TASK REQUIREMENTS
Copy down every line where the string "Learning" shows up.

GIVEN RECORDS
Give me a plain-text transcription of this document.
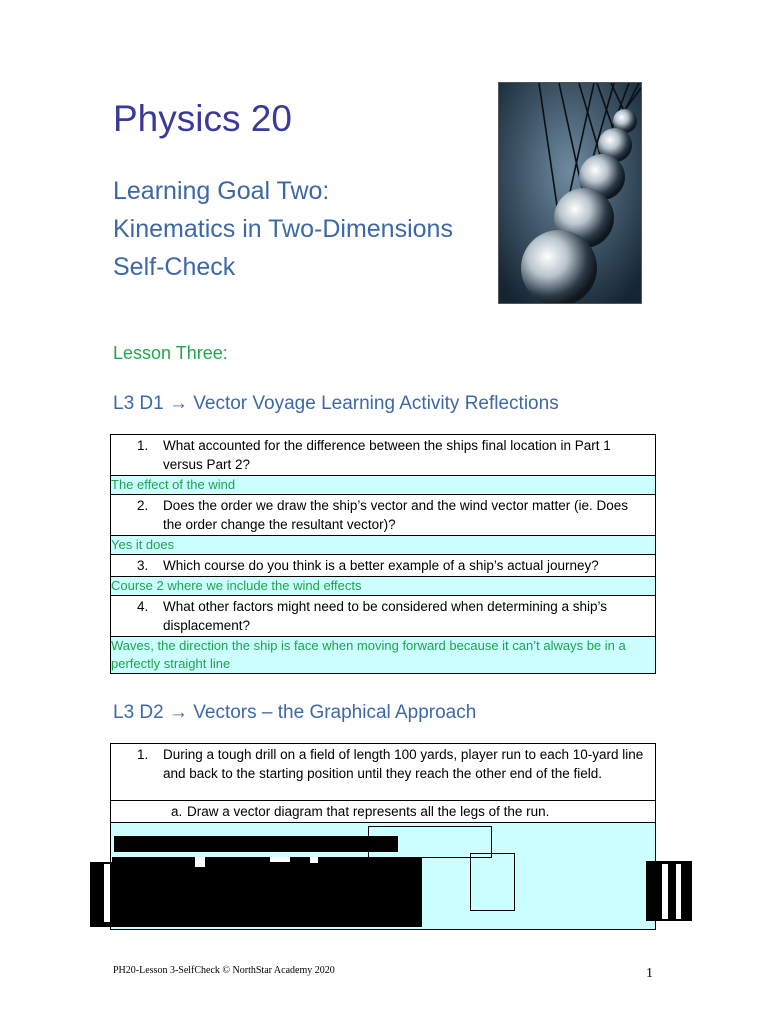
Physics 20
Learning Goal Two:
Kinematics in Two-Dimensions
Self-Check
Lesson Three:
L3 D1 → Vector Voyage Learning Activity Reflections
1.	What accounted for the difference between the ships final location in Part 1 versus Part 2?

The effect of the wind

2.	Does the order we draw the ship’s vector and the wind vector matter (ie. Does the order change the resultant vector)?

Yes it does

3.	Which course do you think is a better example of a ship’s actual journey?

Course 2 where we include the wind effects

4.	What other factors might need to be considered when determining a ship’s displacement?

Waves, the direction the ship is face when moving forward because it can’t always be in a perfectly straight line
L3 D2 → Vectors – the Graphical Approach
1.	During a tough drill on a field of length 100 yards, player run to each 10-yard line and back to the starting position until they reach the other end of the field.

a. Draw a vector diagram that represents all the legs of the run.

PH20-Lesson 3-SelfCheck © NorthStar Academy 2020	1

RESULT FOR THIS TASK
Learning Goal Two:
L3 D1 → Vector Voyage Learning Activity Reflections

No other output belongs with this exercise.